### WHAT IS EXPECTED:
Sort through the entries below and pull out lines containing the word "cuatro".

┏━━

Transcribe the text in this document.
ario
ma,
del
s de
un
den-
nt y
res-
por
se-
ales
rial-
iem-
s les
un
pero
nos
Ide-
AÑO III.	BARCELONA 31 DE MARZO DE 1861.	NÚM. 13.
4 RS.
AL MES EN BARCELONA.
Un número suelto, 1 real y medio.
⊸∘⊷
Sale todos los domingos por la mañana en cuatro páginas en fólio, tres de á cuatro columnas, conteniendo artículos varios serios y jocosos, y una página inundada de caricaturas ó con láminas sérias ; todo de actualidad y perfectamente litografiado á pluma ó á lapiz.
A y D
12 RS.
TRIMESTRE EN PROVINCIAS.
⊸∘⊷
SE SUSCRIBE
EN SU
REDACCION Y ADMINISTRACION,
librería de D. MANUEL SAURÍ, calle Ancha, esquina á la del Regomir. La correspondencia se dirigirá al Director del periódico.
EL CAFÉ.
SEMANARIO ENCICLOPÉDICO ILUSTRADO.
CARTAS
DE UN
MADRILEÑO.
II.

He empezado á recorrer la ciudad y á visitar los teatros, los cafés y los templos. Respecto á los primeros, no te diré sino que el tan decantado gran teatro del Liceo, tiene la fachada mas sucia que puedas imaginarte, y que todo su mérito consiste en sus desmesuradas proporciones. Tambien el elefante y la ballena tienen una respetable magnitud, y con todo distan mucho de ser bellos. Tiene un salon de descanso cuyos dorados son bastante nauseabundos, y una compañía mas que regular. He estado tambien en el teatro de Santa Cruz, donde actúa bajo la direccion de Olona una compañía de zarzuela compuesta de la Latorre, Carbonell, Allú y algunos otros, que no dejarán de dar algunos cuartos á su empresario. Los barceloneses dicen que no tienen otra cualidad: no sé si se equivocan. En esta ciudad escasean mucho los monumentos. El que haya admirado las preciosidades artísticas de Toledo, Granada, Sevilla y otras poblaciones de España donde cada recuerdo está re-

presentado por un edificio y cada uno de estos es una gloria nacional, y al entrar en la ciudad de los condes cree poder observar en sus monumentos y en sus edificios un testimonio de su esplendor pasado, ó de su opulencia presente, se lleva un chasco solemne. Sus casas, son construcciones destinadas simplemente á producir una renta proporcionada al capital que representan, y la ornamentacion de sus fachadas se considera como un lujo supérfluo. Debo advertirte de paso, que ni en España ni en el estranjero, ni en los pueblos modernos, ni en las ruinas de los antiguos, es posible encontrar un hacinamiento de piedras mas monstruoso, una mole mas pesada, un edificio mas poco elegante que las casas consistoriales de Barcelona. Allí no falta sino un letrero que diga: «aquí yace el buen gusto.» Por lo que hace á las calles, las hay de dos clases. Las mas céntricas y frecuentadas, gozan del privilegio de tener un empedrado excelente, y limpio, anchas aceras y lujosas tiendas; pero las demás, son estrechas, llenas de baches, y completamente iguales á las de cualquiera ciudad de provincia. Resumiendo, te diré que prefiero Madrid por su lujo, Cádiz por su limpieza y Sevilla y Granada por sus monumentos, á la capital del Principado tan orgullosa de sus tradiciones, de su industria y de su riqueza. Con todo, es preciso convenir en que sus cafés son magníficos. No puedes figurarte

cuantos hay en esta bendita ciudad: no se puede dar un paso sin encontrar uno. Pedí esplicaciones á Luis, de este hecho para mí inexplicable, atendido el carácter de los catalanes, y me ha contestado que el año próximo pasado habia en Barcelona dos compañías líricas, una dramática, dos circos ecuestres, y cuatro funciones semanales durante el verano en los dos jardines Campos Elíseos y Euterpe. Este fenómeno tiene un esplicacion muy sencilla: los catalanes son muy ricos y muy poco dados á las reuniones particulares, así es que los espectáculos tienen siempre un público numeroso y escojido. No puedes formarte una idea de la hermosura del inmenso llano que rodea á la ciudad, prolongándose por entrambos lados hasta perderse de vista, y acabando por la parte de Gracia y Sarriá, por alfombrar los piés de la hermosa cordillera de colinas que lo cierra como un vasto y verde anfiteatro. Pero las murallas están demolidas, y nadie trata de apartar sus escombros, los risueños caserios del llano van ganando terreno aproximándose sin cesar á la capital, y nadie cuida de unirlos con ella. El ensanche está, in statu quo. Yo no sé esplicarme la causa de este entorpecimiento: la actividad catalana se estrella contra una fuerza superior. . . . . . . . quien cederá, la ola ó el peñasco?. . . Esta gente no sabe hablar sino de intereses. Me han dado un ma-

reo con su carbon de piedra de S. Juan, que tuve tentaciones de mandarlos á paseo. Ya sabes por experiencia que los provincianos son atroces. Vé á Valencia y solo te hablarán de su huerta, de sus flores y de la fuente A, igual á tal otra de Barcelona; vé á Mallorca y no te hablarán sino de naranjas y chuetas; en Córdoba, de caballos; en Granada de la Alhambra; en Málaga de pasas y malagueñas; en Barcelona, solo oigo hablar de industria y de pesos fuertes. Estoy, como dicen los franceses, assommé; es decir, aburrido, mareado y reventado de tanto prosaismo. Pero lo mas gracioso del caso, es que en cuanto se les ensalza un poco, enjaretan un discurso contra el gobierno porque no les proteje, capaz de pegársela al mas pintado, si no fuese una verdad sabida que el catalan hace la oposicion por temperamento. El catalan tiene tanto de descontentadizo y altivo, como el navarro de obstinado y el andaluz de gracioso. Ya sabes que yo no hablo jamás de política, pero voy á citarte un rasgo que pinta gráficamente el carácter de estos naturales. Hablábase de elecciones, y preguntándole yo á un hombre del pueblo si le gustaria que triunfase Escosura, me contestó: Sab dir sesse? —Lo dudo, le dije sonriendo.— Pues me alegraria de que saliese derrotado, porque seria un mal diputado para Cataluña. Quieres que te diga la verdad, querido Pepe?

┗━━

### FINAL RESULT:
Sale todos los domingos por la mañana en cuatro páginas en fólio, tres de á cuatro columnas, conteniendo artículos varios serios y jocosos, y una página inundada de caricaturas ó con láminas sérias ; todo de actualidad y perfectamente litografiado á pluma ó á lapiz.
cuantos hay en esta bendita ciudad: no se puede dar un paso sin encontrar uno. Pedí esplicaciones á Luis, de este hecho para mí inexplicable, atendido el carácter de los catalanes, y me ha contestado que el año próximo pasado habia en Barcelona dos compañías líricas, una dramática, dos circos ecuestres, y cuatro funciones semanales durante el verano en los dos jardines Campos Elíseos y Euterpe. Este fenómeno tiene un esplicacion muy sencilla: los catalanes son muy ricos y muy poco dados á las reuniones particulares, así es que los espectáculos tienen siempre un público numeroso y escojido. No puedes formarte una idea de la hermosura del inmenso llano que rodea á la ciudad, prolongándose por entrambos lados hasta perderse de vista, y acabando por la parte de Gracia y Sarriá, por alfombrar los piés de la hermosa cordillera de colinas que lo cierra como un vasto y verde anfiteatro. Pero las murallas están demolidas, y nadie trata de apartar sus escombros, los risueños caserios del llano van ganando terreno aproximándose sin cesar á la capital, y nadie cuida de unirlos con ella. El ensanche está, in statu quo. Yo no sé esplicarme la causa de este entorpecimiento: la actividad catalana se estrella contra una fuerza superior. . . . . . . . quien cederá, la ola ó el peñasco?. . . Esta gente no sabe hablar sino de intereses. Me han dado un ma-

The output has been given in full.